(What to do): Reproduce the records from their start through the line containing "question-body-line-3: 100% fractional", putting "converter" in place of "transformer" wherever it occurs and leaving everything else unchanged.

(Stored records):
--------------------------------

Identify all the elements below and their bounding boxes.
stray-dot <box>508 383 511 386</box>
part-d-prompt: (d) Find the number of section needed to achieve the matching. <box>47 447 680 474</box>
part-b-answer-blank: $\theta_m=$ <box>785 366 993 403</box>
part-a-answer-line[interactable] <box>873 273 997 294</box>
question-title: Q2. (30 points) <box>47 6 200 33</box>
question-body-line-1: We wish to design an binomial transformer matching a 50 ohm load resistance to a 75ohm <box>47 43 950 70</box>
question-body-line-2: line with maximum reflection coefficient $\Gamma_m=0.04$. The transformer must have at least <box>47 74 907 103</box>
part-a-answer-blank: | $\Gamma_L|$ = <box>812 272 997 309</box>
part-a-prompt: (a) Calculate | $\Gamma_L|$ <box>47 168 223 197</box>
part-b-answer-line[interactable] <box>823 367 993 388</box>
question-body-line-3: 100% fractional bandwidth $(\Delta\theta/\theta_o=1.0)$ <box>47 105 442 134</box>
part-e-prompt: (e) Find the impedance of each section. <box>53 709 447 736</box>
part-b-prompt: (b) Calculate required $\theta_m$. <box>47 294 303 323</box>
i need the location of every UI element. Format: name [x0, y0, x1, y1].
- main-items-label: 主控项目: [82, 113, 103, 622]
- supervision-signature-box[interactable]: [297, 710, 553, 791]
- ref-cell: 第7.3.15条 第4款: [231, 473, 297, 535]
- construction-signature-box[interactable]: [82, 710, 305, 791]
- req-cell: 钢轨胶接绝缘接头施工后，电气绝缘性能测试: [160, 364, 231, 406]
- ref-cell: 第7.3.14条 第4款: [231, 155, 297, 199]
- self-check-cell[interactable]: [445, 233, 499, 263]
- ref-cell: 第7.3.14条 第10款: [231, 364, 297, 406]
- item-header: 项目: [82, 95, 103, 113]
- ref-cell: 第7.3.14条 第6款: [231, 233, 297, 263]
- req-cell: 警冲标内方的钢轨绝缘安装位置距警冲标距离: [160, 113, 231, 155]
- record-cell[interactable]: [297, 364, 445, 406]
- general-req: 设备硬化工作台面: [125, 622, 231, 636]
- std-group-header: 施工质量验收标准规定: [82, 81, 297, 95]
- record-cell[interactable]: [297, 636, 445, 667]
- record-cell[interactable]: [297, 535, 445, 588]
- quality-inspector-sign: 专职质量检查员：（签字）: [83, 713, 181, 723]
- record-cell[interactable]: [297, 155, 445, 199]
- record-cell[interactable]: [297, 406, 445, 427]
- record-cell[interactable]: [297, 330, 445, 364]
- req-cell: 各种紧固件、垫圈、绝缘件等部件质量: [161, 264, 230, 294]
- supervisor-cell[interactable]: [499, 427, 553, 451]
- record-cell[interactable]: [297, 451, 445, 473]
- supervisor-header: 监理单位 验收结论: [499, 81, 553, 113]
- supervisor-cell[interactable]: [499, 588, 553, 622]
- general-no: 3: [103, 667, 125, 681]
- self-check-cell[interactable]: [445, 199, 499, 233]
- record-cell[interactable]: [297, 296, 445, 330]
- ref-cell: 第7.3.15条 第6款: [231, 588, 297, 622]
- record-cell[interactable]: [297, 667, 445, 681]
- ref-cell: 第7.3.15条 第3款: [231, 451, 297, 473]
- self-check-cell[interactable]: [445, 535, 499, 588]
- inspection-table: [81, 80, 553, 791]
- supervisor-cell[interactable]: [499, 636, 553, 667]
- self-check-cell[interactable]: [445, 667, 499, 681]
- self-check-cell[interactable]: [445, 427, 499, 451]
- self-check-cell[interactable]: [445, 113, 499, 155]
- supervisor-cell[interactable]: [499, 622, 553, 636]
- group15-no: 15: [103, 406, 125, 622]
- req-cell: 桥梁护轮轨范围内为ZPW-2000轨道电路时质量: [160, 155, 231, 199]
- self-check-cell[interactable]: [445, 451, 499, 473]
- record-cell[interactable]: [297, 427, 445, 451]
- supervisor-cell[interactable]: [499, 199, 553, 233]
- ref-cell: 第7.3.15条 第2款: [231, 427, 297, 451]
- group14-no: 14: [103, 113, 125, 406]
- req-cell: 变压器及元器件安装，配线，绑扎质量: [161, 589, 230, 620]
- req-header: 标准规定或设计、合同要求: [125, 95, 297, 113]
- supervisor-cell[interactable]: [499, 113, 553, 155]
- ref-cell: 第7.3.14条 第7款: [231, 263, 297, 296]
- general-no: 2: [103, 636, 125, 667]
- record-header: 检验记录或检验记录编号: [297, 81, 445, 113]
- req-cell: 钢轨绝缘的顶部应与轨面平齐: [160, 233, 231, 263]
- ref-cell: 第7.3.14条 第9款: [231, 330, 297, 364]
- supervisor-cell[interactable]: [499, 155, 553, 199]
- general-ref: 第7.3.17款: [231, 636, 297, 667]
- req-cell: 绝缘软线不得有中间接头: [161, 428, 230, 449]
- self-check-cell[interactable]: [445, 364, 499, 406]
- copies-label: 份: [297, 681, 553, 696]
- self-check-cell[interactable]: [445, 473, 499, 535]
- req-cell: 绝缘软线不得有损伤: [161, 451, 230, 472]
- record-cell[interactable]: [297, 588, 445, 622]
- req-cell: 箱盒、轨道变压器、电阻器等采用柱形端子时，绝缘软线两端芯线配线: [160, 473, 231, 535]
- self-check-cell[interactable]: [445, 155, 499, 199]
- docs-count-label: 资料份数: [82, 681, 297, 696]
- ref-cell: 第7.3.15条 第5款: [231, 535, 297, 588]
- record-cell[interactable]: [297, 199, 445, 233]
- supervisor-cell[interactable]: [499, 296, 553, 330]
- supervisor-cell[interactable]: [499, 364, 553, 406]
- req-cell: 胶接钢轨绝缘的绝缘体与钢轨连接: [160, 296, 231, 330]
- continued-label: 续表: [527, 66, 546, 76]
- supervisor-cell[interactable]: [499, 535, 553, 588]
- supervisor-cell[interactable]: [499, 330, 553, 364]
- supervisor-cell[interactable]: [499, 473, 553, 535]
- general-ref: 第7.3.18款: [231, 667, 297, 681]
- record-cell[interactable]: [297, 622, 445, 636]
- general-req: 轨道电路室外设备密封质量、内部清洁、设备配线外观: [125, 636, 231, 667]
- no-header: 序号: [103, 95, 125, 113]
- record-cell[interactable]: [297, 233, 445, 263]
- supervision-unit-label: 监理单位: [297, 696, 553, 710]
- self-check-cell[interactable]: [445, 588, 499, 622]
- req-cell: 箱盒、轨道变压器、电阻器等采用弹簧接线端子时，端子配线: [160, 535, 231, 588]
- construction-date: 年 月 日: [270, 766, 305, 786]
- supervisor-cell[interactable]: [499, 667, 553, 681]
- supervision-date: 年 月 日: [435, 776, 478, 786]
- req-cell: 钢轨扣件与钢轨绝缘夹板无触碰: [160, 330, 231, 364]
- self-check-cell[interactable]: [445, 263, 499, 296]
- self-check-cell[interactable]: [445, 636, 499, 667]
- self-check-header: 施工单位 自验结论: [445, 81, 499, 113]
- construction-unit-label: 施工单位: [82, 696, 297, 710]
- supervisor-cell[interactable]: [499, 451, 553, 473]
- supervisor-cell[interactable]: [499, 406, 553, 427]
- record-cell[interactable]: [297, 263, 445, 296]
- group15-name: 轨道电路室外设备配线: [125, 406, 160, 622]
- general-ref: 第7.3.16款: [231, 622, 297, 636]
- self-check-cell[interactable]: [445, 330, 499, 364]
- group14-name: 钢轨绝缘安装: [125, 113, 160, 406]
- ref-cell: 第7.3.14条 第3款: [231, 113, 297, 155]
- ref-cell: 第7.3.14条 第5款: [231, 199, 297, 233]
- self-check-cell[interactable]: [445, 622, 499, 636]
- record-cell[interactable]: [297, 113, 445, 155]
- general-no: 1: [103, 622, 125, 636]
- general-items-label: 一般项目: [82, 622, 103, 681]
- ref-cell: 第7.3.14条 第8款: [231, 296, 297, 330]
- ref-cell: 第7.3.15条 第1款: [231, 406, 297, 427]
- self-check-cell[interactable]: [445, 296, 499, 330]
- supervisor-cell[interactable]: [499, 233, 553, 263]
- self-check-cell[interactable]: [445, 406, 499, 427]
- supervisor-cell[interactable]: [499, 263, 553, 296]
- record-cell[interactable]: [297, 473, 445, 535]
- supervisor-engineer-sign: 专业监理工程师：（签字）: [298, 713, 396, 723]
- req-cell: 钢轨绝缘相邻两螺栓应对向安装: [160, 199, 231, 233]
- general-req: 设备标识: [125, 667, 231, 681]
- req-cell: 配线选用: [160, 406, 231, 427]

--------------------------------

(Task result):
Identify all the elements below and their bounding boxes.
stray-dot <box>508 383 511 386</box>
part-d-prompt: (d) Find the number of section needed to achieve the matching. <box>47 447 680 474</box>
part-b-answer-blank: $\theta_m=$ <box>785 366 993 403</box>
part-a-answer-line[interactable] <box>873 273 997 294</box>
question-title: Q2. (30 points) <box>47 6 200 33</box>
question-body-line-1: We wish to design an binomial converter matching a 50 ohm load resistance to a 75ohm <box>47 43 950 70</box>
question-body-line-2: line with maximum reflection coefficient $\Gamma_m=0.04$. The converter must have at least <box>47 74 907 103</box>
part-a-answer-blank: | $\Gamma_L|$ = <box>812 272 997 309</box>
part-a-prompt: (a) Calculate | $\Gamma_L|$ <box>47 168 223 197</box>
part-b-answer-line[interactable] <box>823 367 993 388</box>
question-body-line-3: 100% fractional bandwidth $(\Delta\theta/\theta_o=1.0)$ <box>47 105 442 134</box>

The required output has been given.